* [Required task]: Below is a block of records; repeat all of them exactly.

Stored records

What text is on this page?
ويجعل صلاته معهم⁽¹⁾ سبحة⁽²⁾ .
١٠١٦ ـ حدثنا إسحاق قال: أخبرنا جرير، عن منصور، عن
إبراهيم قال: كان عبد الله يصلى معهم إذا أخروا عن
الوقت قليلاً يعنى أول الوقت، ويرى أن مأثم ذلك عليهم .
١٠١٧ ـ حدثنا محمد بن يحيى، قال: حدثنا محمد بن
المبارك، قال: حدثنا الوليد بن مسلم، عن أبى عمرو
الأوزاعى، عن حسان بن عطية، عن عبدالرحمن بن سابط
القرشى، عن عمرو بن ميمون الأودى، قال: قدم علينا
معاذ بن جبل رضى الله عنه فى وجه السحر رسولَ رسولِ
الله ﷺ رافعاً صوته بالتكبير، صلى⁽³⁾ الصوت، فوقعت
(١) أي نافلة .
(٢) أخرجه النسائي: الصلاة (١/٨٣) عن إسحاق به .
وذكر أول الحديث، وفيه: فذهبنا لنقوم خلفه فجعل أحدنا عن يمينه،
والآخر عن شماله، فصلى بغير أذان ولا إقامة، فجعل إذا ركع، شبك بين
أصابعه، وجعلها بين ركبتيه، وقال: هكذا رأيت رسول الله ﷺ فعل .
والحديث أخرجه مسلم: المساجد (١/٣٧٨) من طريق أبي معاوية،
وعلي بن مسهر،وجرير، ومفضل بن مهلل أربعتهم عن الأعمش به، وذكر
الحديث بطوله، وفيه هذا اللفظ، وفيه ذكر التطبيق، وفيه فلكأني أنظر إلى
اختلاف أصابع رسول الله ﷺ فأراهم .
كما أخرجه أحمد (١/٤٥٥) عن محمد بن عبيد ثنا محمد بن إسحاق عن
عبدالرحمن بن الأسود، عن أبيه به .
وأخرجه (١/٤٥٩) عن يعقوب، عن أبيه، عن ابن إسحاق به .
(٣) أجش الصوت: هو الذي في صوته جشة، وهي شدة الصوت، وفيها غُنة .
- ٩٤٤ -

* [Reply]:
What text is on this page?
ويجعل صلاته معهم⁽¹⁾ سبحة⁽²⁾ .
١٠١٦ ـ حدثنا إسحاق قال: أخبرنا جرير، عن منصور، عن
إبراهيم قال: كان عبد الله يصلى معهم إذا أخروا عن
الوقت قليلاً يعنى أول الوقت، ويرى أن مأثم ذلك عليهم .
١٠١٧ ـ حدثنا محمد بن يحيى، قال: حدثنا محمد بن
المبارك، قال: حدثنا الوليد بن مسلم، عن أبى عمرو
الأوزاعى، عن حسان بن عطية، عن عبدالرحمن بن سابط
القرشى، عن عمرو بن ميمون الأودى، قال: قدم علينا
معاذ بن جبل رضى الله عنه فى وجه السحر رسولَ رسولِ
الله ﷺ رافعاً صوته بالتكبير، صلى⁽³⁾ الصوت، فوقعت
(١) أي نافلة .
(٢) أخرجه النسائي: الصلاة (١/٨٣) عن إسحاق به .
وذكر أول الحديث، وفيه: فذهبنا لنقوم خلفه فجعل أحدنا عن يمينه،
والآخر عن شماله، فصلى بغير أذان ولا إقامة، فجعل إذا ركع، شبك بين
أصابعه، وجعلها بين ركبتيه، وقال: هكذا رأيت رسول الله ﷺ فعل .
والحديث أخرجه مسلم: المساجد (١/٣٧٨) من طريق أبي معاوية،
وعلي بن مسهر،وجرير، ومفضل بن مهلل أربعتهم عن الأعمش به، وذكر
الحديث بطوله، وفيه هذا اللفظ، وفيه ذكر التطبيق، وفيه فلكأني أنظر إلى
اختلاف أصابع رسول الله ﷺ فأراهم .
كما أخرجه أحمد (١/٤٥٥) عن محمد بن عبيد ثنا محمد بن إسحاق عن
عبدالرحمن بن الأسود، عن أبيه به .
وأخرجه (١/٤٥٩) عن يعقوب، عن أبيه، عن ابن إسحاق به .
(٣) أجش الصوت: هو الذي في صوته جشة، وهي شدة الصوت، وفيها غُنة .
- ٩٤٤ -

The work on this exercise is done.